Reproduce all of the data exactly.

[Excerpts from a figure dataset]

START

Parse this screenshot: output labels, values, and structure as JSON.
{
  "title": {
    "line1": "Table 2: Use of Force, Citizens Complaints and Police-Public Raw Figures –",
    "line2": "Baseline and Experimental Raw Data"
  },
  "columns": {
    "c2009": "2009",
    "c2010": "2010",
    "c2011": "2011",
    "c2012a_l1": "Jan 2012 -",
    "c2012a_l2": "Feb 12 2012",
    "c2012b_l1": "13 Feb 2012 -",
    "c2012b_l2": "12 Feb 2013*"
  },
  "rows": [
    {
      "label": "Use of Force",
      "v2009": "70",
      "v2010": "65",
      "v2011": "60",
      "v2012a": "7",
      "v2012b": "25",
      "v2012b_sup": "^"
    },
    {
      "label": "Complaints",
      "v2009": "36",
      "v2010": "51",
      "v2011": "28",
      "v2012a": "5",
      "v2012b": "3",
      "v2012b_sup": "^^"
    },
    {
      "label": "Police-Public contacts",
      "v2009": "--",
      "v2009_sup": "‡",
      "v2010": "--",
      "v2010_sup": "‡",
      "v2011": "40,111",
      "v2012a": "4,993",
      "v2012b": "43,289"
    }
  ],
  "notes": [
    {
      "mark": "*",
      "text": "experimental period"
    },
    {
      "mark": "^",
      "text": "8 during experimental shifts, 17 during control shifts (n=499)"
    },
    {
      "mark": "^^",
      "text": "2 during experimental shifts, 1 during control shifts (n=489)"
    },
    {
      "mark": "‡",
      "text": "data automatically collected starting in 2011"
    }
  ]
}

END

*RIGHT ANSWER:*
Parse this screenshot: output labels, values, and structure as JSON.
{
  "title": {
    "line1": "Table 2: Use of Force, Citizens Complaints and Police-Public Raw Figures –",
    "line2": "Baseline and Experimental Raw Data"
  },
  "columns": {
    "c2009": "2009",
    "c2010": "2010",
    "c2011": "2011",
    "c2012a_l1": "Jan 2012 -",
    "c2012a_l2": "Feb 12 2012",
    "c2012b_l1": "13 Feb 2012 -",
    "c2012b_l2": "12 Feb 2013*"
  },
  "rows": [
    {
      "label": "Use of Force",
      "v2009": "70",
      "v2010": "65",
      "v2011": "60",
      "v2012a": "7",
      "v2012b": "25",
      "v2012b_sup": "^"
    },
    {
      "label": "Complaints",
      "v2009": "36",
      "v2010": "51",
      "v2011": "28",
      "v2012a": "5",
      "v2012b": "3",
      "v2012b_sup": "^^"
    },
    {
      "label": "Police-Public contacts",
      "v2009": "--",
      "v2009_sup": "‡",
      "v2010": "--",
      "v2010_sup": "‡",
      "v2011": "40,111",
      "v2012a": "4,993",
      "v2012b": "43,289"
    }
  ],
  "notes": [
    {
      "mark": "*",
      "text": "experimental period"
    },
    {
      "mark": "^",
      "text": "8 during experimental shifts, 17 during control shifts (n=499)"
    },
    {
      "mark": "^^",
      "text": "2 during experimental shifts, 1 during control shifts (n=489)"
    },
    {
      "mark": "‡",
      "text": "data automatically collected starting in 2011"
    }
  ]
}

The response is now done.